» **TASK TO COMPLETE**
Write out the entries again exactly as they are given.

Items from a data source
□ □ □ □ □ □ □
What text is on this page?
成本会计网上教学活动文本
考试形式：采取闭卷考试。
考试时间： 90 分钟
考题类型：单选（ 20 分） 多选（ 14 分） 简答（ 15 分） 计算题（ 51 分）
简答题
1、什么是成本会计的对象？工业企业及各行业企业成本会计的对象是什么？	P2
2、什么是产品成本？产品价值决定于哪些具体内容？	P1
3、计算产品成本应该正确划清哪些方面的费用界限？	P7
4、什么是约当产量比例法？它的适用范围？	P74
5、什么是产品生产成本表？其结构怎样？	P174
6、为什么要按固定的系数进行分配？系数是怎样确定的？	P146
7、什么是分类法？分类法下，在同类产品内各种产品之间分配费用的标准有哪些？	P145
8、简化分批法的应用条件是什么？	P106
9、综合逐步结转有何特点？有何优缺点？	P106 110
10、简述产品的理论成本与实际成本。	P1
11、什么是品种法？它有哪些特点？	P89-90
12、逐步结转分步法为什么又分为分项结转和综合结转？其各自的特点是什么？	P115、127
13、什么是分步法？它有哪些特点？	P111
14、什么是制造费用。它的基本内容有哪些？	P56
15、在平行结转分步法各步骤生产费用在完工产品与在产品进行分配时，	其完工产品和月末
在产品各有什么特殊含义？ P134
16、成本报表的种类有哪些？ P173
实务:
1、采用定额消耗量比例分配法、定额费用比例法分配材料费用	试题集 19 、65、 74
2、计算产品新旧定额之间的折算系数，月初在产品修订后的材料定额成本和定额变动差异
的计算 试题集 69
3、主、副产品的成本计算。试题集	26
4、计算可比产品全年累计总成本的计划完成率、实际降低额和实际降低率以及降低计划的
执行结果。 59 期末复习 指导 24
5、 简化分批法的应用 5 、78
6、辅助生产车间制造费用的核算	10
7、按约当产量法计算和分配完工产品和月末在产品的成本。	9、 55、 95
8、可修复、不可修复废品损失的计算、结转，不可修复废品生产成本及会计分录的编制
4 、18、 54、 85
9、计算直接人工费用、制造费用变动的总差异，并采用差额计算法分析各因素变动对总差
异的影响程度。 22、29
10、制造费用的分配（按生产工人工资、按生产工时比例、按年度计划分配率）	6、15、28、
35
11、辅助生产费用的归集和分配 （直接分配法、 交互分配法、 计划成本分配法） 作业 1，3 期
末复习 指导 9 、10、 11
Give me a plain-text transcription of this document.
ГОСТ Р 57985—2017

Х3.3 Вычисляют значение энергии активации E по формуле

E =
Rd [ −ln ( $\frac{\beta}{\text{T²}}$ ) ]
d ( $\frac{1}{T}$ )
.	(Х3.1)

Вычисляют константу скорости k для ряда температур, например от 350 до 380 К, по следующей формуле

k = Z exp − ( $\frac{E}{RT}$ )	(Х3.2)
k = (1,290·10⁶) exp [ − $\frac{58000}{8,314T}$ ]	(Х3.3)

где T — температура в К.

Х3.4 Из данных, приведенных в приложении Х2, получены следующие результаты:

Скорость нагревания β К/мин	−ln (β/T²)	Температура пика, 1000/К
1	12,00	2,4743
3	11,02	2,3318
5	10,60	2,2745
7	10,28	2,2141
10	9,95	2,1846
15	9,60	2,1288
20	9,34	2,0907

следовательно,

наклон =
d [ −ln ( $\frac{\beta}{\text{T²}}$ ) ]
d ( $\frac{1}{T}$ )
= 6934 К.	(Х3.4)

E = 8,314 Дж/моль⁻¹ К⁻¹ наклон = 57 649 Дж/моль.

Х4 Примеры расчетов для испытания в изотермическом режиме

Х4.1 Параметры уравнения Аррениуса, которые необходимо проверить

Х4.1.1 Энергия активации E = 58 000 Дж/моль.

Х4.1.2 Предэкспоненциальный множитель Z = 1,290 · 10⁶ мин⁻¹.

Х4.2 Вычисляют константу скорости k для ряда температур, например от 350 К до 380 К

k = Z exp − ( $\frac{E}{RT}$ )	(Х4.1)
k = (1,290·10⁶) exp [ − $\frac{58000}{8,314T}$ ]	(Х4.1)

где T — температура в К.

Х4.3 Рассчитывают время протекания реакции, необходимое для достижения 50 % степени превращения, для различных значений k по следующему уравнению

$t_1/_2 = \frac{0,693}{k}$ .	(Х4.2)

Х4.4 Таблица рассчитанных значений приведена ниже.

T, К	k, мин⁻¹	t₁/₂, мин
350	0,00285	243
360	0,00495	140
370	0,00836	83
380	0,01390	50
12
□ □ □ □ □ □ □
» **EXERCISE OUTPUT**
What text is on this page?
成本会计网上教学活动文本
考试形式：采取闭卷考试。
考试时间： 90 分钟
考题类型：单选（ 20 分） 多选（ 14 分） 简答（ 15 分） 计算题（ 51 分）
简答题
1、什么是成本会计的对象？工业企业及各行业企业成本会计的对象是什么？	P2
2、什么是产品成本？产品价值决定于哪些具体内容？	P1
3、计算产品成本应该正确划清哪些方面的费用界限？	P7
4、什么是约当产量比例法？它的适用范围？	P74
5、什么是产品生产成本表？其结构怎样？	P174
6、为什么要按固定的系数进行分配？系数是怎样确定的？	P146
7、什么是分类法？分类法下，在同类产品内各种产品之间分配费用的标准有哪些？	P145
8、简化分批法的应用条件是什么？	P106
9、综合逐步结转有何特点？有何优缺点？	P106 110
10、简述产品的理论成本与实际成本。	P1
11、什么是品种法？它有哪些特点？	P89-90
12、逐步结转分步法为什么又分为分项结转和综合结转？其各自的特点是什么？	P115、127
13、什么是分步法？它有哪些特点？	P111
14、什么是制造费用。它的基本内容有哪些？	P56
15、在平行结转分步法各步骤生产费用在完工产品与在产品进行分配时，	其完工产品和月末
在产品各有什么特殊含义？ P134
16、成本报表的种类有哪些？ P173
实务:
1、采用定额消耗量比例分配法、定额费用比例法分配材料费用	试题集 19 、65、 74
2、计算产品新旧定额之间的折算系数，月初在产品修订后的材料定额成本和定额变动差异
的计算 试题集 69
3、主、副产品的成本计算。试题集	26
4、计算可比产品全年累计总成本的计划完成率、实际降低额和实际降低率以及降低计划的
执行结果。 59 期末复习 指导 24
5、 简化分批法的应用 5 、78
6、辅助生产车间制造费用的核算	10
7、按约当产量法计算和分配完工产品和月末在产品的成本。	9、 55、 95
8、可修复、不可修复废品损失的计算、结转，不可修复废品生产成本及会计分录的编制
4 、18、 54、 85
9、计算直接人工费用、制造费用变动的总差异，并采用差额计算法分析各因素变动对总差
异的影响程度。 22、29
10、制造费用的分配（按生产工人工资、按生产工时比例、按年度计划分配率）	6、15、28、
35
11、辅助生产费用的归集和分配 （直接分配法、 交互分配法、 计划成本分配法） 作业 1，3 期
末复习 指导 9 、10、 11
Give me a plain-text transcription of this document.
ГОСТ Р 57985—2017

Х3.3 Вычисляют значение энергии активации E по формуле

E =
Rd [ −ln ( $\frac{\beta}{\text{T²}}$ ) ]
d ( $\frac{1}{T}$ )
.	(Х3.1)

Вычисляют константу скорости k для ряда температур, например от 350 до 380 К, по следующей формуле

k = Z exp − ( $\frac{E}{RT}$ )	(Х3.2)
k = (1,290·10⁶) exp [ − $\frac{58000}{8,314T}$ ]	(Х3.3)

где T — температура в К.

Х3.4 Из данных, приведенных в приложении Х2, получены следующие результаты:

Скорость нагревания β К/мин	−ln (β/T²)	Температура пика, 1000/К
1	12,00	2,4743
3	11,02	2,3318
5	10,60	2,2745
7	10,28	2,2141
10	9,95	2,1846
15	9,60	2,1288
20	9,34	2,0907

следовательно,

наклон =
d [ −ln ( $\frac{\beta}{\text{T²}}$ ) ]
d ( $\frac{1}{T}$ )
= 6934 К.	(Х3.4)

E = 8,314 Дж/моль⁻¹ К⁻¹ наклон = 57 649 Дж/моль.

Х4 Примеры расчетов для испытания в изотермическом режиме

Х4.1 Параметры уравнения Аррениуса, которые необходимо проверить

Х4.1.1 Энергия активации E = 58 000 Дж/моль.

Х4.1.2 Предэкспоненциальный множитель Z = 1,290 · 10⁶ мин⁻¹.

Х4.2 Вычисляют константу скорости k для ряда температур, например от 350 К до 380 К

k = Z exp − ( $\frac{E}{RT}$ )	(Х4.1)
k = (1,290·10⁶) exp [ − $\frac{58000}{8,314T}$ ]	(Х4.1)

где T — температура в К.

Х4.3 Рассчитывают время протекания реакции, необходимое для достижения 50 % степени превращения, для различных значений k по следующему уравнению

$t_1/_2 = \frac{0,693}{k}$ .	(Х4.2)

Х4.4 Таблица рассчитанных значений приведена ниже.

T, К	k, мин⁻¹	t₁/₂, мин
350	0,00285	243
360	0,00495	140
370	0,00836	83
380	0,01390	50
12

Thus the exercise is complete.